Without including any pictures, write out all the entries exactly.

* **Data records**
## Start

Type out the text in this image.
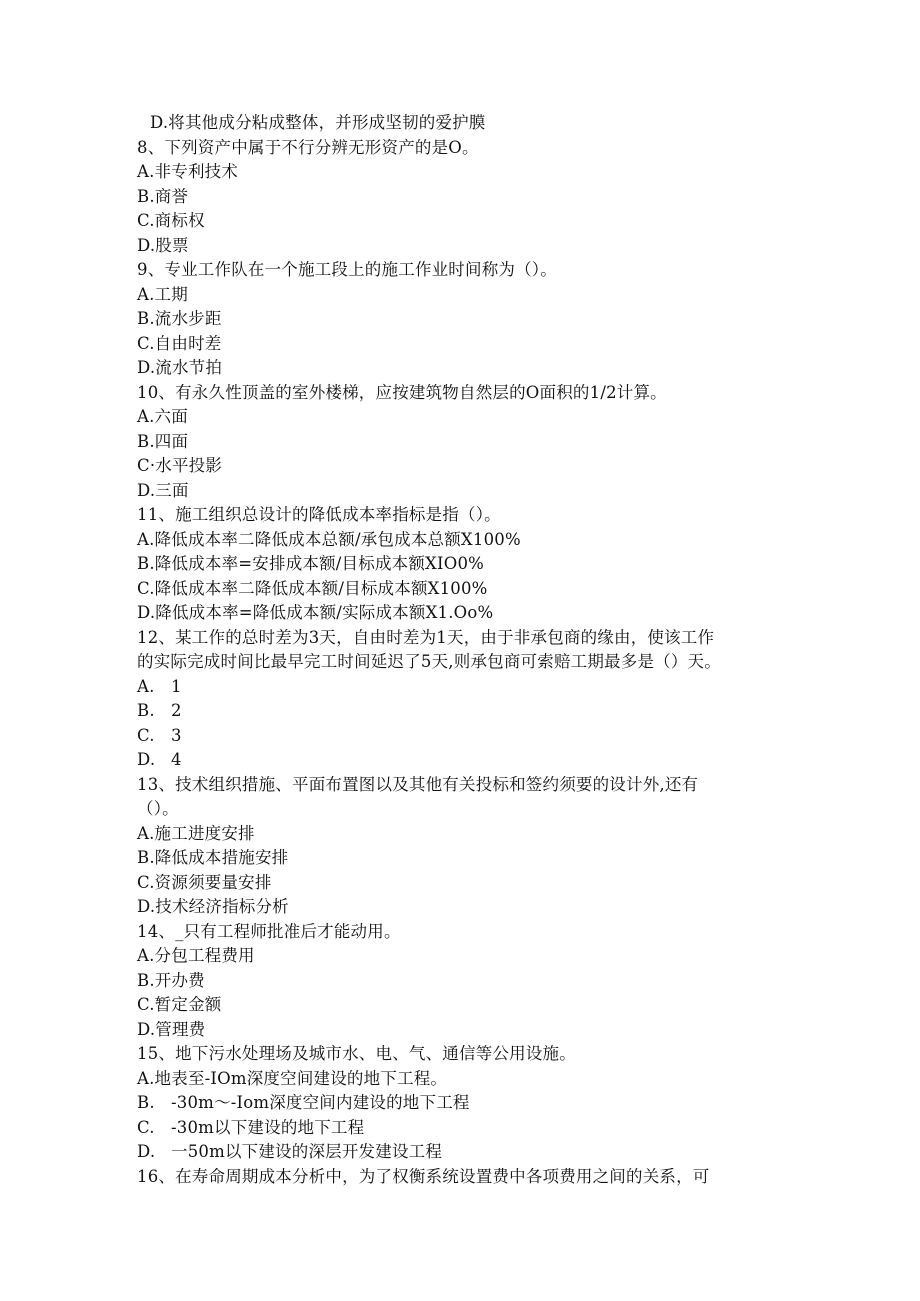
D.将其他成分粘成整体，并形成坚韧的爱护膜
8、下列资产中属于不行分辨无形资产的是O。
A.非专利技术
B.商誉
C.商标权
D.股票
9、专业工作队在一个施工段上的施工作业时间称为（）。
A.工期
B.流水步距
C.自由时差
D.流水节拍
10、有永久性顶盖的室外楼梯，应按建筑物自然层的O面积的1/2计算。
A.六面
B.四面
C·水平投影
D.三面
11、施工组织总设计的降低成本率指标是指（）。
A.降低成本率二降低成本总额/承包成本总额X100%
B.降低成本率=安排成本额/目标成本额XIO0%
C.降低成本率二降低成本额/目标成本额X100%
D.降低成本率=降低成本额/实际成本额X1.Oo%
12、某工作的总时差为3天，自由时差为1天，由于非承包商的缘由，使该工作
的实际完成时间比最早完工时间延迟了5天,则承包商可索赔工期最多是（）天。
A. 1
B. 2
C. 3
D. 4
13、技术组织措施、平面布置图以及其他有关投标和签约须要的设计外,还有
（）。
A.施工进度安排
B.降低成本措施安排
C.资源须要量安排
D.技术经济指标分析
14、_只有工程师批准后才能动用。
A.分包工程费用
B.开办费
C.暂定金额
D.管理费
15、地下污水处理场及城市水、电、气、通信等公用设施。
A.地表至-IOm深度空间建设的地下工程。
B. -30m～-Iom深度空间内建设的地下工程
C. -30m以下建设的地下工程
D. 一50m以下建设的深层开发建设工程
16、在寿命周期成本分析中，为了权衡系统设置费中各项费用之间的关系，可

## End

* **OUTPUT**
Type out the text in this image.
D.将其他成分粘成整体，并形成坚韧的爱护膜
8、下列资产中属于不行分辨无形资产的是O。
A.非专利技术
B.商誉
C.商标权
D.股票
9、专业工作队在一个施工段上的施工作业时间称为（）。
A.工期
B.流水步距
C.自由时差
D.流水节拍
10、有永久性顶盖的室外楼梯，应按建筑物自然层的O面积的1/2计算。
A.六面
B.四面
C·水平投影
D.三面
11、施工组织总设计的降低成本率指标是指（）。
A.降低成本率二降低成本总额/承包成本总额X100%
B.降低成本率=安排成本额/目标成本额XIO0%
C.降低成本率二降低成本额/目标成本额X100%
D.降低成本率=降低成本额/实际成本额X1.Oo%
12、某工作的总时差为3天，自由时差为1天，由于非承包商的缘由，使该工作
的实际完成时间比最早完工时间延迟了5天,则承包商可索赔工期最多是（）天。
A. 1
B. 2
C. 3
D. 4
13、技术组织措施、平面布置图以及其他有关投标和签约须要的设计外,还有
（）。
A.施工进度安排
B.降低成本措施安排
C.资源须要量安排
D.技术经济指标分析
14、_只有工程师批准后才能动用。
A.分包工程费用
B.开办费
C.暂定金额
D.管理费
15、地下污水处理场及城市水、电、气、通信等公用设施。
A.地表至-IOm深度空间建设的地下工程。
B. -30m～-Iom深度空间内建设的地下工程
C. -30m以下建设的地下工程
D. 一50m以下建设的深层开发建设工程
16、在寿命周期成本分析中，为了权衡系统设置费中各项费用之间的关系，可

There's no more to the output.